> [Task]:
Output every entry exactly as written.

========

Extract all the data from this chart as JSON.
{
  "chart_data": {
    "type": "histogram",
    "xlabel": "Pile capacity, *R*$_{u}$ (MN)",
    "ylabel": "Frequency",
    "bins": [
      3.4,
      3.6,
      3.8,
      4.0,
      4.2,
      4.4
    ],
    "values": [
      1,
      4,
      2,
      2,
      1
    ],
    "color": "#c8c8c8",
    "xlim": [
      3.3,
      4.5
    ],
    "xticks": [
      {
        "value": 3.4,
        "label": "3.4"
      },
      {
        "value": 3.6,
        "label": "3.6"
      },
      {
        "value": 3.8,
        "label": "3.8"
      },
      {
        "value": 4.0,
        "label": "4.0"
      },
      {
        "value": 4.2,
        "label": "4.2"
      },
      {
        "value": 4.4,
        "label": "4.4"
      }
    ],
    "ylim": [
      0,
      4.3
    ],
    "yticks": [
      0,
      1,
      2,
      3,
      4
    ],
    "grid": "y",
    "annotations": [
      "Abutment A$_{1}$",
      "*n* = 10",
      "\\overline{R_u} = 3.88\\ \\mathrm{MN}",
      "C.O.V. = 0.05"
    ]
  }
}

========

> [Problem solution]:
Extract all the data from this chart as JSON.
{
  "chart_data": {
    "type": "histogram",
    "xlabel": "Pile capacity, *R*$_{u}$ (MN)",
    "ylabel": "Frequency",
    "bins": [
      3.4,
      3.6,
      3.8,
      4.0,
      4.2,
      4.4
    ],
    "values": [
      1,
      4,
      2,
      2,
      1
    ],
    "color": "#c8c8c8",
    "xlim": [
      3.3,
      4.5
    ],
    "xticks": [
      {
        "value": 3.4,
        "label": "3.4"
      },
      {
        "value": 3.6,
        "label": "3.6"
      },
      {
        "value": 3.8,
        "label": "3.8"
      },
      {
        "value": 4.0,
        "label": "4.0"
      },
      {
        "value": 4.2,
        "label": "4.2"
      },
      {
        "value": 4.4,
        "label": "4.4"
      }
    ],
    "ylim": [
      0,
      4.3
    ],
    "yticks": [
      0,
      1,
      2,
      3,
      4
    ],
    "grid": "y",
    "annotations": [
      "Abutment A$_{1}$",
      "*n* = 10",
      "\\overline{R_u} = 3.88\\ \\mathrm{MN}",
      "C.O.V. = 0.05"
    ]
  }
}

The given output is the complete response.